### What needs to be done
Output the data that follows exactly, line for line.

=====

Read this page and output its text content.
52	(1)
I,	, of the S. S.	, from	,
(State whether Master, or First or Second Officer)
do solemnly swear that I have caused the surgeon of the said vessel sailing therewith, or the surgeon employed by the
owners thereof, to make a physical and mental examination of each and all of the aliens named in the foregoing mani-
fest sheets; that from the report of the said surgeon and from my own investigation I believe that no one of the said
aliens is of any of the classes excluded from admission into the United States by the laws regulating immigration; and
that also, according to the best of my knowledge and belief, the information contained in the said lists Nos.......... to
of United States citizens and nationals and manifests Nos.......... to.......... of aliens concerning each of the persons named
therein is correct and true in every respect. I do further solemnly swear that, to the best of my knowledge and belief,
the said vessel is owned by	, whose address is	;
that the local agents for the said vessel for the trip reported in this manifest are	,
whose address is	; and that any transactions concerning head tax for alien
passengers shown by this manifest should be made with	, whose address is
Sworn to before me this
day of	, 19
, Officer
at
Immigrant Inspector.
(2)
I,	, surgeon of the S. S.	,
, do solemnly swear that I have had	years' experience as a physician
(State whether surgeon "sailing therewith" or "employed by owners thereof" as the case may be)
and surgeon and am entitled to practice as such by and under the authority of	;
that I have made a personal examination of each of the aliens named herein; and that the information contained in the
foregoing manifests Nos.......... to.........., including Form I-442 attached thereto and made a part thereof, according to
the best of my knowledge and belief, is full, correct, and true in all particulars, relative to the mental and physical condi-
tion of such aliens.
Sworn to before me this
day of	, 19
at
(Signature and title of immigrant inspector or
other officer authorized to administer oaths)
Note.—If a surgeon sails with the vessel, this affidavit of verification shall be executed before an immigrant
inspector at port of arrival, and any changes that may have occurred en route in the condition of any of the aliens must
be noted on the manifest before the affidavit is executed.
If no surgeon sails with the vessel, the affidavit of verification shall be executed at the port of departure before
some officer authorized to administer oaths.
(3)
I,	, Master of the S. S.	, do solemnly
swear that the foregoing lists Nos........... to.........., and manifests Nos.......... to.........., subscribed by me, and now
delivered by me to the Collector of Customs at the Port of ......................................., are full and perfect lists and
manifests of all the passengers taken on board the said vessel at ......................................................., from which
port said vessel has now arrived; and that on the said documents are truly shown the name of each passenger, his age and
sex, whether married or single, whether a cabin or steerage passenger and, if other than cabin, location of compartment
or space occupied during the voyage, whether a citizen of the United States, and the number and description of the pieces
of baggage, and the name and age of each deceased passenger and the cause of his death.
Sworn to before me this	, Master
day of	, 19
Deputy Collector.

=====

### Reply to the exercise
Read this page and output its text content.
52	(1)
I,	, of the S. S.	, from	,
(State whether Master, or First or Second Officer)
do solemnly swear that I have caused the surgeon of the said vessel sailing therewith, or the surgeon employed by the
owners thereof, to make a physical and mental examination of each and all of the aliens named in the foregoing mani-
fest sheets; that from the report of the said surgeon and from my own investigation I believe that no one of the said
aliens is of any of the classes excluded from admission into the United States by the laws regulating immigration; and
that also, according to the best of my knowledge and belief, the information contained in the said lists Nos.......... to
of United States citizens and nationals and manifests Nos.......... to.......... of aliens concerning each of the persons named
therein is correct and true in every respect. I do further solemnly swear that, to the best of my knowledge and belief,
the said vessel is owned by	, whose address is	;
that the local agents for the said vessel for the trip reported in this manifest are	,
whose address is	; and that any transactions concerning head tax for alien
passengers shown by this manifest should be made with	, whose address is
Sworn to before me this
day of	, 19
, Officer
at
Immigrant Inspector.
(2)
I,	, surgeon of the S. S.	,
, do solemnly swear that I have had	years' experience as a physician
(State whether surgeon "sailing therewith" or "employed by owners thereof" as the case may be)
and surgeon and am entitled to practice as such by and under the authority of	;
that I have made a personal examination of each of the aliens named herein; and that the information contained in the
foregoing manifests Nos.......... to.........., including Form I-442 attached thereto and made a part thereof, according to
the best of my knowledge and belief, is full, correct, and true in all particulars, relative to the mental and physical condi-
tion of such aliens.
Sworn to before me this
day of	, 19
at
(Signature and title of immigrant inspector or
other officer authorized to administer oaths)
Note.—If a surgeon sails with the vessel, this affidavit of verification shall be executed before an immigrant
inspector at port of arrival, and any changes that may have occurred en route in the condition of any of the aliens must
be noted on the manifest before the affidavit is executed.
If no surgeon sails with the vessel, the affidavit of verification shall be executed at the port of departure before
some officer authorized to administer oaths.
(3)
I,	, Master of the S. S.	, do solemnly
swear that the foregoing lists Nos........... to.........., and manifests Nos.......... to.........., subscribed by me, and now
delivered by me to the Collector of Customs at the Port of ......................................., are full and perfect lists and
manifests of all the passengers taken on board the said vessel at ......................................................., from which
port said vessel has now arrived; and that on the said documents are truly shown the name of each passenger, his age and
sex, whether married or single, whether a cabin or steerage passenger and, if other than cabin, location of compartment
or space occupied during the voyage, whether a citizen of the United States, and the number and description of the pieces
of baggage, and the name and age of each deceased passenger and the cause of his death.
Sworn to before me this	, Master
day of	, 19
Deputy Collector.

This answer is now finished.